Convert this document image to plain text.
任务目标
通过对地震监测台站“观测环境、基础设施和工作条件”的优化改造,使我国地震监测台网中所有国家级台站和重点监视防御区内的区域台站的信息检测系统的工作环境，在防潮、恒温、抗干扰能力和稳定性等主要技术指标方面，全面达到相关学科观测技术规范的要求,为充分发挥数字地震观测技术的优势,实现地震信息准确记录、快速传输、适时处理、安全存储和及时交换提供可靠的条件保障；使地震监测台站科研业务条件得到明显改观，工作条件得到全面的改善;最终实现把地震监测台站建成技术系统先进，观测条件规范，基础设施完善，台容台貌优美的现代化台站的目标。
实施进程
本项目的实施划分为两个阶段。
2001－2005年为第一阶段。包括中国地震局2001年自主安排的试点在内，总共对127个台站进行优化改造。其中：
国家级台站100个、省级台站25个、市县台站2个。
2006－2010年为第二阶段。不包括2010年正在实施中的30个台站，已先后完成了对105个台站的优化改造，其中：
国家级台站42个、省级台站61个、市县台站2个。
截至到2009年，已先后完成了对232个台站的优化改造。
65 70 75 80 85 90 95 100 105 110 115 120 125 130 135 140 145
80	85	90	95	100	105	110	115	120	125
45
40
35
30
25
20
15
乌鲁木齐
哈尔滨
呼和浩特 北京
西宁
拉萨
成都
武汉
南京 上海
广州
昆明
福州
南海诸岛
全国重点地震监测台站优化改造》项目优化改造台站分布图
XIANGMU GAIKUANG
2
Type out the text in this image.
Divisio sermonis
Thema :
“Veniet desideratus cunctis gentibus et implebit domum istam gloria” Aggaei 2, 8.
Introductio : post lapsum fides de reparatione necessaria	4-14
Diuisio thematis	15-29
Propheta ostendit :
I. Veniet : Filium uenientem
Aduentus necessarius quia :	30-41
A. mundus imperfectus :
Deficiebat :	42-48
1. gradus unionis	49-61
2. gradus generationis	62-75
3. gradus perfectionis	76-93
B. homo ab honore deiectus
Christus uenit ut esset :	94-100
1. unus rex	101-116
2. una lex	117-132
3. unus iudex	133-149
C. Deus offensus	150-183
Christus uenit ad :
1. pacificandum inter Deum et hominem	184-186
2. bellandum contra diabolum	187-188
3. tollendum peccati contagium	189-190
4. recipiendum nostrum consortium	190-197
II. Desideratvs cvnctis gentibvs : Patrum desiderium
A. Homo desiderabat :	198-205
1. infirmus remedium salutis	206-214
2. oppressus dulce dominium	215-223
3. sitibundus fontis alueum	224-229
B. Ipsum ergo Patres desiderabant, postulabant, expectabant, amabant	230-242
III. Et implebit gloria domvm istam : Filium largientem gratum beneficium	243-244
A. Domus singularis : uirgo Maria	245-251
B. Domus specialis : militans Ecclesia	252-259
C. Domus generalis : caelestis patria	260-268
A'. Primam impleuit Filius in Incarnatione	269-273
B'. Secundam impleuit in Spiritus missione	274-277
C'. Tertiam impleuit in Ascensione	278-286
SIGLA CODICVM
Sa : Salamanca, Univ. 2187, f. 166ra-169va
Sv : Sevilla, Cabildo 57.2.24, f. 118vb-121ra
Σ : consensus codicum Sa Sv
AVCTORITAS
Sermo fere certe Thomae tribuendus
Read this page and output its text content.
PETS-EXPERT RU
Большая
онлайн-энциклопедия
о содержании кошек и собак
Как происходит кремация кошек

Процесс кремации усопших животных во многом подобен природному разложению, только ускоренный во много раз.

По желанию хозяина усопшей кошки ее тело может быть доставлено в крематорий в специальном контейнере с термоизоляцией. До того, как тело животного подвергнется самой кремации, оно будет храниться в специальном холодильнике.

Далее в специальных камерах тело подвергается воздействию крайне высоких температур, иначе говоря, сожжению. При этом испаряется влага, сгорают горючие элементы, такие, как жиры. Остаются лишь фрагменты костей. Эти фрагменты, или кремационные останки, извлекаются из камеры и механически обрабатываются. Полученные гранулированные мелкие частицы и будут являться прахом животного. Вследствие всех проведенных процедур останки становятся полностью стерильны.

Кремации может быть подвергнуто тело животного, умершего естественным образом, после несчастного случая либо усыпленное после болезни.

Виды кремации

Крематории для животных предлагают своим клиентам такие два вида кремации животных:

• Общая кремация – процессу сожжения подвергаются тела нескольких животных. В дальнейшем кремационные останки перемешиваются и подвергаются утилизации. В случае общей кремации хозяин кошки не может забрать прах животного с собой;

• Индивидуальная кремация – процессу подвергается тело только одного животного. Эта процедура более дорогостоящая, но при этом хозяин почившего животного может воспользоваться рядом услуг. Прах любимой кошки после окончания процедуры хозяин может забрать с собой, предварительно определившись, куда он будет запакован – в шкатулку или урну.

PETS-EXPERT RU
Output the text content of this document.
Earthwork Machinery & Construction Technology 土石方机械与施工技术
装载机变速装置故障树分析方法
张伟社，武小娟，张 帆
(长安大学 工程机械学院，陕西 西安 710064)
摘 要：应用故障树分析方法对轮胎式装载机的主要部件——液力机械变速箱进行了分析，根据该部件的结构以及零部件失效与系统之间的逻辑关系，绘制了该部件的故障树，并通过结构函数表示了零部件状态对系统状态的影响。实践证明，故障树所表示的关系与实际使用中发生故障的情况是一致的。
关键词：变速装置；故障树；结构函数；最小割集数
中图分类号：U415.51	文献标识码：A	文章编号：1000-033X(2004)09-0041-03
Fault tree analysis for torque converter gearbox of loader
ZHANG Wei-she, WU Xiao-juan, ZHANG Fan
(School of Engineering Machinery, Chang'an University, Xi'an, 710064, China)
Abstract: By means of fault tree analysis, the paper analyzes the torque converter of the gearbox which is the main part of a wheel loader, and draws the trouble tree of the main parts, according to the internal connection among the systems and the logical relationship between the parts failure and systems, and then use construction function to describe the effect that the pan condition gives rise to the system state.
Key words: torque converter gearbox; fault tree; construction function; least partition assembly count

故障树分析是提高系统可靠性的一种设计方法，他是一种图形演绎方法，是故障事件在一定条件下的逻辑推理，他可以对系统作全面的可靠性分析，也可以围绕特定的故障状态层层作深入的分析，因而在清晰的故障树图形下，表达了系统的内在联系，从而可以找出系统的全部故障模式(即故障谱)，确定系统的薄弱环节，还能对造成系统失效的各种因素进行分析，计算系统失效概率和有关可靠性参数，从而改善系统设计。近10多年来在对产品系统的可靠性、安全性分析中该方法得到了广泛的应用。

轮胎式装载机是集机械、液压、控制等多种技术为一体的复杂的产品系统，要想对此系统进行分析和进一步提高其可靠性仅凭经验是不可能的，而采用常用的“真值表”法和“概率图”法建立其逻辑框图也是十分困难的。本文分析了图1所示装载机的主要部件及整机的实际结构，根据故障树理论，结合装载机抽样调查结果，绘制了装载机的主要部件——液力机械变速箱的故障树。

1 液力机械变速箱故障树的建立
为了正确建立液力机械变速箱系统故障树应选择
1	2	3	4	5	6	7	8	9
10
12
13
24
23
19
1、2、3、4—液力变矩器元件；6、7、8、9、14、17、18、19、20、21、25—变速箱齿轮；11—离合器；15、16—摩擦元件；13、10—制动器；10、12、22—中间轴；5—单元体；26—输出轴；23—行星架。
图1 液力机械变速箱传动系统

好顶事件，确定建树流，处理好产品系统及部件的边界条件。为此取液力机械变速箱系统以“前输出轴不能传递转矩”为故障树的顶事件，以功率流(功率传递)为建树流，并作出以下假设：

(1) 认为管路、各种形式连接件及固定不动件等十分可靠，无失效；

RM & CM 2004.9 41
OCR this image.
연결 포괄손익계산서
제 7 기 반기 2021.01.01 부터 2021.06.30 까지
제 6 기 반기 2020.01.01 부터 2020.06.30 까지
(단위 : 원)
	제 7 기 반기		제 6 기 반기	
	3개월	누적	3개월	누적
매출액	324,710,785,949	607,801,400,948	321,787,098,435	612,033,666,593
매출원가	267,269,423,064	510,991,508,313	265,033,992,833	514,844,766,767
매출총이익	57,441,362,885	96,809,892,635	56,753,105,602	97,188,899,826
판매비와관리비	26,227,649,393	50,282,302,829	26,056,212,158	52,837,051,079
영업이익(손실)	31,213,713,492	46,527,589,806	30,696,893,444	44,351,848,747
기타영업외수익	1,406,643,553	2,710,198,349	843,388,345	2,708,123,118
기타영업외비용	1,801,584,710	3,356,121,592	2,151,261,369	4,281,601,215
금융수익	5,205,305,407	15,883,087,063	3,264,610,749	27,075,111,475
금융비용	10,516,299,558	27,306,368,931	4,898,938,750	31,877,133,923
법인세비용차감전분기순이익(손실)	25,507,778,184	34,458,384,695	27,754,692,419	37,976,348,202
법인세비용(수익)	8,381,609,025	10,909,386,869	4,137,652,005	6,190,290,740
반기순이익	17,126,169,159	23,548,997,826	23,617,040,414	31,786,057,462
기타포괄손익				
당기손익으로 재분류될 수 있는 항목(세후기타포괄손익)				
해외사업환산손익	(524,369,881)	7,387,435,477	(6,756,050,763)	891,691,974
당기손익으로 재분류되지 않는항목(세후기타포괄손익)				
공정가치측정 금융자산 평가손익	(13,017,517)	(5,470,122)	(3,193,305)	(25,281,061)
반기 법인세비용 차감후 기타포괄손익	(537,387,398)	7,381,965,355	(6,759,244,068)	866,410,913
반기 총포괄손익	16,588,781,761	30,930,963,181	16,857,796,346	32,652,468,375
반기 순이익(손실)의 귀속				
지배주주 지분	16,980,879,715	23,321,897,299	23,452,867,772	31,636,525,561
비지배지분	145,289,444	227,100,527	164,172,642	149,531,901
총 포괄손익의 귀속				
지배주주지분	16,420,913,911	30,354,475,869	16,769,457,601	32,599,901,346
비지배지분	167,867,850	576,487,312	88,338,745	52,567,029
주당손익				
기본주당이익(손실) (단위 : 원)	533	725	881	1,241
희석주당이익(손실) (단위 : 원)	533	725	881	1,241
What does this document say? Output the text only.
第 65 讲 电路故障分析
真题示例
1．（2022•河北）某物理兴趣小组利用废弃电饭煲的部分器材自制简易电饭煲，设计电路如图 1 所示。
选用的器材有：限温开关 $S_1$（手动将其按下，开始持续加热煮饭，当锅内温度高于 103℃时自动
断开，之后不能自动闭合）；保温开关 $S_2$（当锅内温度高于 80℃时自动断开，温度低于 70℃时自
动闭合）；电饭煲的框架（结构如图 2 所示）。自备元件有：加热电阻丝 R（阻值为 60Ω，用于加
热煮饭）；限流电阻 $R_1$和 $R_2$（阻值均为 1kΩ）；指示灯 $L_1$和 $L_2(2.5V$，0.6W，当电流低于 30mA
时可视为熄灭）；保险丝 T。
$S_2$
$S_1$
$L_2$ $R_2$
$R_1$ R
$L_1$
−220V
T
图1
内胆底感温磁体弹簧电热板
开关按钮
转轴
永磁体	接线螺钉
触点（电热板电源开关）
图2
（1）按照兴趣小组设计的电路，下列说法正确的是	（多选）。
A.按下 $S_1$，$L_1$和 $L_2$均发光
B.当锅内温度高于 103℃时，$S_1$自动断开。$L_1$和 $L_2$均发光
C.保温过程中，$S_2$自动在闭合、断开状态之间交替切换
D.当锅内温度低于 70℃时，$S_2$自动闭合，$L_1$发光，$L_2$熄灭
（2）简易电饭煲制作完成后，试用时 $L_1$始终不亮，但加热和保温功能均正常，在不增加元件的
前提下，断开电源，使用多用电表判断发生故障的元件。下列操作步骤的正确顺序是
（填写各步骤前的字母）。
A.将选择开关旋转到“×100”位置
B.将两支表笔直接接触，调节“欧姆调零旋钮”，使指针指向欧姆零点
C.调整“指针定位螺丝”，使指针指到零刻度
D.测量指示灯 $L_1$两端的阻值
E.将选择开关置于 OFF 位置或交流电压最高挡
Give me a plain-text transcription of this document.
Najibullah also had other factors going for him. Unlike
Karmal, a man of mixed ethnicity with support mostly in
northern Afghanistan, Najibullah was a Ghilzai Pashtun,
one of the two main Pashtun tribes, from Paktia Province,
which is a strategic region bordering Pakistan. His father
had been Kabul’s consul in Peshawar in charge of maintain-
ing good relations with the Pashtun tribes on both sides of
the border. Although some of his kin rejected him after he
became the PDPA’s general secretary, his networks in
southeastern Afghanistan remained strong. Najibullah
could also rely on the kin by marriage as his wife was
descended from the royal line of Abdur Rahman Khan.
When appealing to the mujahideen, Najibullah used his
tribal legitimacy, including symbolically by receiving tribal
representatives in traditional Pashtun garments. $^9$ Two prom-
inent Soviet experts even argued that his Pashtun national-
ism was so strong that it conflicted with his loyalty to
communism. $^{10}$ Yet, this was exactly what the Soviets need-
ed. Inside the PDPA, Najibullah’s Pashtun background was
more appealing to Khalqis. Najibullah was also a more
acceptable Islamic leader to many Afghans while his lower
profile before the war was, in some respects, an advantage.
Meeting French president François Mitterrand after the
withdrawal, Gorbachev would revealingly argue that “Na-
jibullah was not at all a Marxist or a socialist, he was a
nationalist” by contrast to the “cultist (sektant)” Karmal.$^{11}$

• [Request]: Tally the lines in the records above that contain the word "appealing", and give only that number.

• [Result for this exercise]: 2